_Task objective_
In your copy, reproduce the entries exactly as they are, minus the images.

_Records for this task_

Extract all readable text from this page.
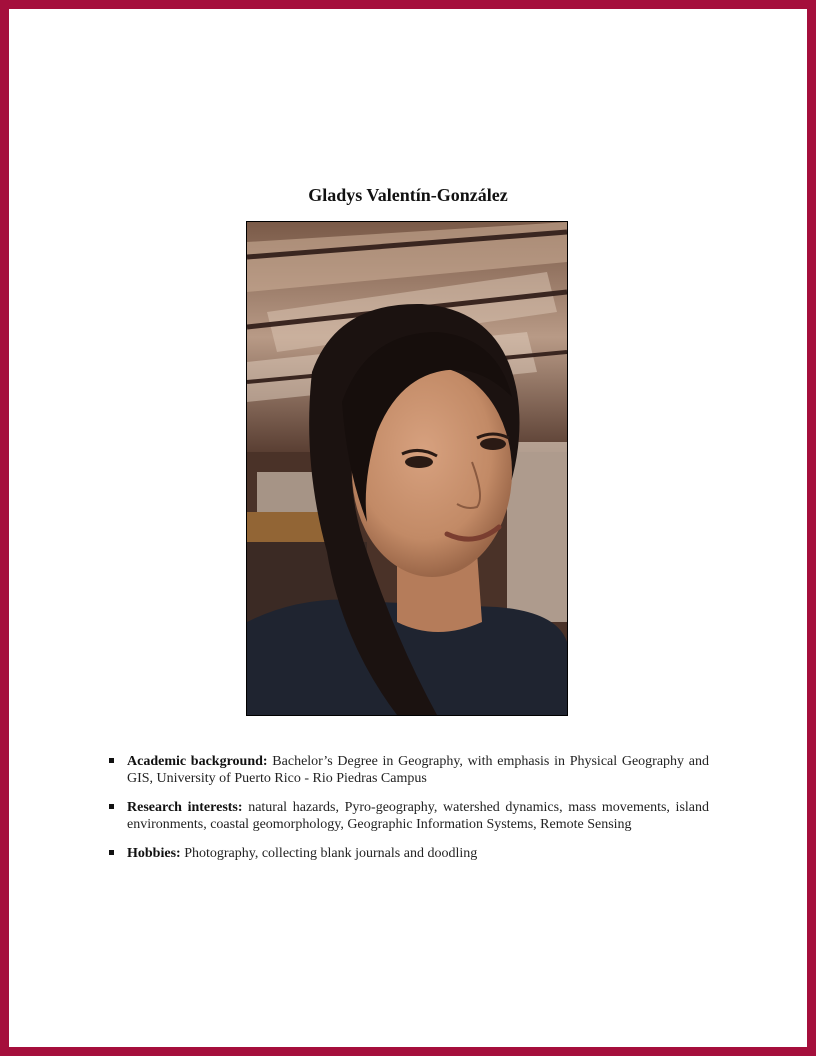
Gladys Valentín-González
Academic background: Bachelor’s Degree in Geography, with emphasis in Physical Geography and GIS, University of Puerto Rico - Rio Piedras Campus
Research interests: natural hazards, Pyro-geography, watershed dynamics, mass movements, island environments, coastal geomorphology, Geographic Information Systems, Remote Sensing
Hobbies: Photography, collecting blank journals and doodling
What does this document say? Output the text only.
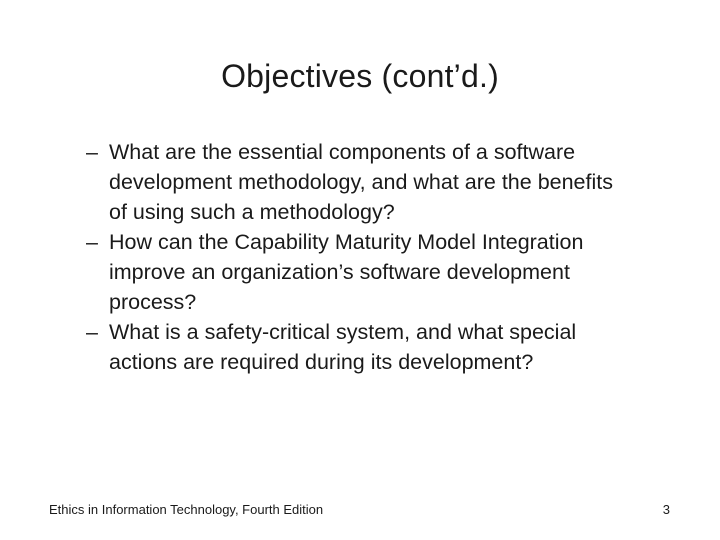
Objectives (cont’d.)
– What are the essential components of a software
development methodology, and what are the benefits
of using such a methodology?
– How can the Capability Maturity Model Integration
improve an organization’s software development
process?
– What is a safety-critical system, and what special
actions are required during its development?
Ethics in Information Technology, Fourth Edition	3
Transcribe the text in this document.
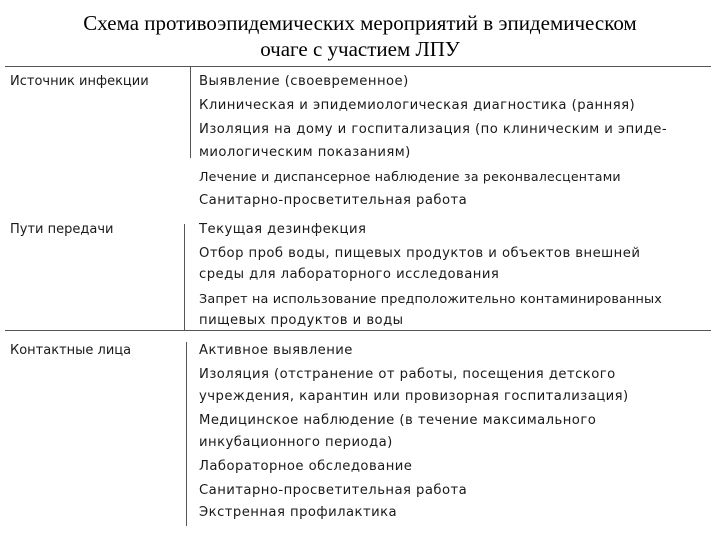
Схема противоэпидемических мероприятий в эпидемическом
очаге с участием ЛПУ
Источник инфекции	Выявление (своевременное)
Клиническая и эпидемиологическая диагностика (ранняя)
Изоляция на дому и госпитализация (по клиническим и эпиде-
миологическим показаниям)
Лечение и диспансерное наблюдение за реконвалесцентами
Санитарно-просветительная работа
Пути передачи	Текущая дезинфекция
Отбор проб воды, пищевых продуктов и объектов внешней
среды для лабораторного исследования
Запрет на использование предположительно контаминированных
пищевых продуктов и воды
Контактные лица	Активное выявление
Изоляция (отстранение от работы, посещения детского
учреждения, карантин или провизорная госпитализация)
Медицинское наблюдение (в течение максимального
инкубационного периода)
Лабораторное обследование
Санитарно-просветительная работа
Экстренная профилактика
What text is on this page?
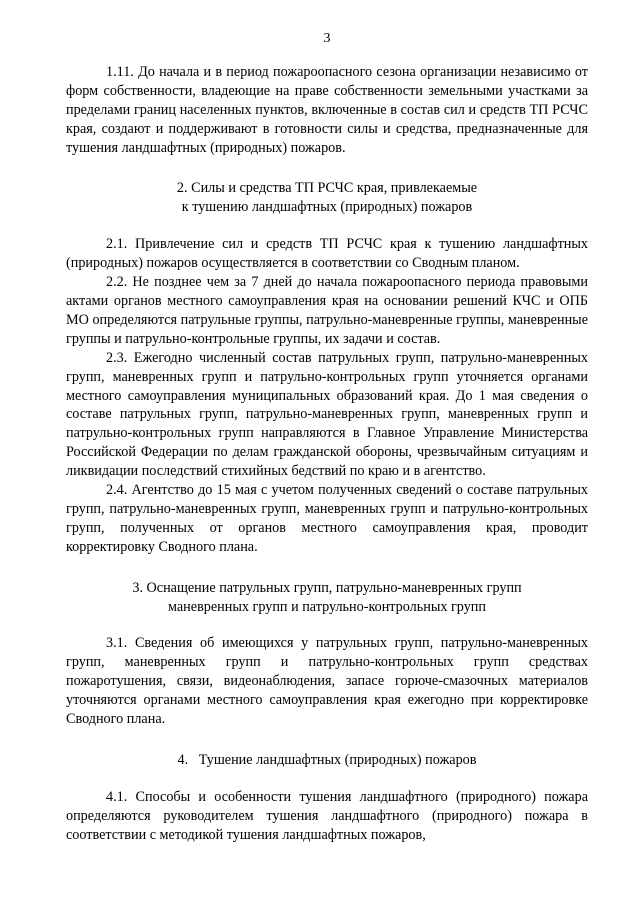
3

1.11. До начала и в период пожароопасного сезона организации независимо от форм собственности, владеющие на праве собственности земельными участками за пределами границ населенных пунктов, включенные в состав сил и средств ТП РСЧС края, создают и поддерживают в готовности силы и средства, предназначенные для тушения ландшафтных (природных) пожаров.

2. Силы и средства ТП РСЧС края, привлекаемые
к тушению ландшафтных (природных) пожаров

2.1. Привлечение сил и средств ТП РСЧС края к тушению ландшафтных (природных) пожаров осуществляется в соответствии со Сводным планом.

2.2. Не позднее чем за 7 дней до начала пожароопасного периода правовыми актами органов местного самоуправления края на основании решений КЧС и ОПБ МО определяются патрульные группы, патрульно-маневренные группы, маневренные группы и патрульно-контрольные группы, их задачи и состав.

2.3. Ежегодно численный состав патрульных групп, патрульно-маневренных групп, маневренных групп и патрульно-контрольных групп уточняется органами местного самоуправления муниципальных образований края. До 1 мая сведения о составе патрульных групп, патрульно-маневренных групп, маневренных групп и патрульно-контрольных групп направляются в Главное Управление Министерства Российской Федерации по делам гражданской обороны, чрезвычайным ситуациям и ликвидации последствий стихийных бедствий по краю и в агентство.

2.4. Агентство до 15 мая с учетом полученных сведений о составе патрульных групп, патрульно-маневренных групп, маневренных групп и патрульно-контрольных групп, полученных от органов местного самоуправления края, проводит корректировку Сводного плана.

3. Оснащение патрульных групп, патрульно-маневренных групп
маневренных групп и патрульно-контрольных групп

3.1. Сведения об имеющихся у патрульных групп, патрульно-маневренных групп, маневренных групп и патрульно-контрольных групп средствах пожаротушения, связи, видеонаблюдения, запасе горюче-смазочных материалов уточняются органами местного самоуправления края ежегодно при корректировке Сводного плана.

4.   Тушение ландшафтных (природных) пожаров

4.1. Способы и особенности тушения ландшафтного (природного) пожара определяются руководителем тушения ландшафтного (природного) пожара в соответствии с методикой тушения ландшафтных пожаров,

_Correct response_
Extract all readable text from this page.
Gladys Valentín-González
Academic background: Bachelor’s Degree in Geography, with emphasis in Physical Geography and GIS, University of Puerto Rico - Rio Piedras Campus
Research interests: natural hazards, Pyro-geography, watershed dynamics, mass movements, island environments, coastal geomorphology, Geographic Information Systems, Remote Sensing
Hobbies: Photography, collecting blank journals and doodling
What does this document say? Output the text only.
Objectives (cont’d.)
– What are the essential components of a software
development methodology, and what are the benefits
of using such a methodology?
– How can the Capability Maturity Model Integration
improve an organization’s software development
process?
– What is a safety-critical system, and what special
actions are required during its development?
Ethics in Information Technology, Fourth Edition	3
Transcribe the text in this document.
Схема противоэпидемических мероприятий в эпидемическом
очаге с участием ЛПУ
Источник инфекции	Выявление (своевременное)
Клиническая и эпидемиологическая диагностика (ранняя)
Изоляция на дому и госпитализация (по клиническим и эпиде-
миологическим показаниям)
Лечение и диспансерное наблюдение за реконвалесцентами
Санитарно-просветительная работа
Пути передачи	Текущая дезинфекция
Отбор проб воды, пищевых продуктов и объектов внешней
среды для лабораторного исследования
Запрет на использование предположительно контаминированных
пищевых продуктов и воды
Контактные лица	Активное выявление
Изоляция (отстранение от работы, посещения детского
учреждения, карантин или провизорная госпитализация)
Медицинское наблюдение (в течение максимального
инкубационного периода)
Лабораторное обследование
Санитарно-просветительная работа
Экстренная профилактика
What text is on this page?
3

1.11. До начала и в период пожароопасного сезона организации независимо от форм собственности, владеющие на праве собственности земельными участками за пределами границ населенных пунктов, включенные в состав сил и средств ТП РСЧС края, создают и поддерживают в готовности силы и средства, предназначенные для тушения ландшафтных (природных) пожаров.

2. Силы и средства ТП РСЧС края, привлекаемые
к тушению ландшафтных (природных) пожаров

2.1. Привлечение сил и средств ТП РСЧС края к тушению ландшафтных (природных) пожаров осуществляется в соответствии со Сводным планом.

2.2. Не позднее чем за 7 дней до начала пожароопасного периода правовыми актами органов местного самоуправления края на основании решений КЧС и ОПБ МО определяются патрульные группы, патрульно-маневренные группы, маневренные группы и патрульно-контрольные группы, их задачи и состав.

2.3. Ежегодно численный состав патрульных групп, патрульно-маневренных групп, маневренных групп и патрульно-контрольных групп уточняется органами местного самоуправления муниципальных образований края. До 1 мая сведения о составе патрульных групп, патрульно-маневренных групп, маневренных групп и патрульно-контрольных групп направляются в Главное Управление Министерства Российской Федерации по делам гражданской обороны, чрезвычайным ситуациям и ликвидации последствий стихийных бедствий по краю и в агентство.

2.4. Агентство до 15 мая с учетом полученных сведений о составе патрульных групп, патрульно-маневренных групп, маневренных групп и патрульно-контрольных групп, полученных от органов местного самоуправления края, проводит корректировку Сводного плана.

3. Оснащение патрульных групп, патрульно-маневренных групп
маневренных групп и патрульно-контрольных групп

3.1. Сведения об имеющихся у патрульных групп, патрульно-маневренных групп, маневренных групп и патрульно-контрольных групп средствах пожаротушения, связи, видеонаблюдения, запасе горюче-смазочных материалов уточняются органами местного самоуправления края ежегодно при корректировке Сводного плана.

4.   Тушение ландшафтных (природных) пожаров

4.1. Способы и особенности тушения ландшафтного (природного) пожара определяются руководителем тушения ландшафтного (природного) пожара в соответствии с методикой тушения ландшафтных пожаров,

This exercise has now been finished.